● **Data tied to figure images**:
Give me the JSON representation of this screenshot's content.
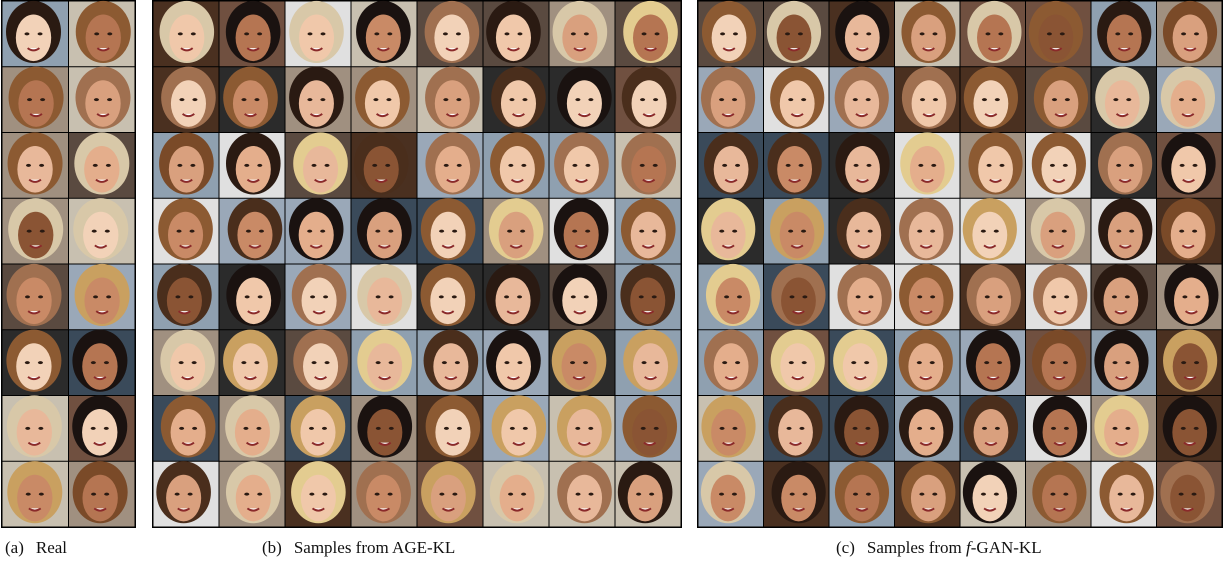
{
  "panels": [
    {
      "label": "(a)",
      "caption": "Real"
    },
    {
      "label": "(b)",
      "caption": "Samples from AGE-KL"
    },
    {
      "label": "(c)",
      "caption": "Samples from",
      "math": "f",
      "suffix": "-GAN-KL"
    }
  ]
}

● **WORK TO COMPLETE**:
Pictures are excluded; repeat every record exactly.

● **THE RESPONSE**:
Give me the JSON representation of this screenshot's content.
{
  "panels": [
    {
      "label": "(a)",
      "caption": "Real"
    },
    {
      "label": "(b)",
      "caption": "Samples from AGE-KL"
    },
    {
      "label": "(c)",
      "caption": "Samples from",
      "math": "f",
      "suffix": "-GAN-KL"
    }
  ]
}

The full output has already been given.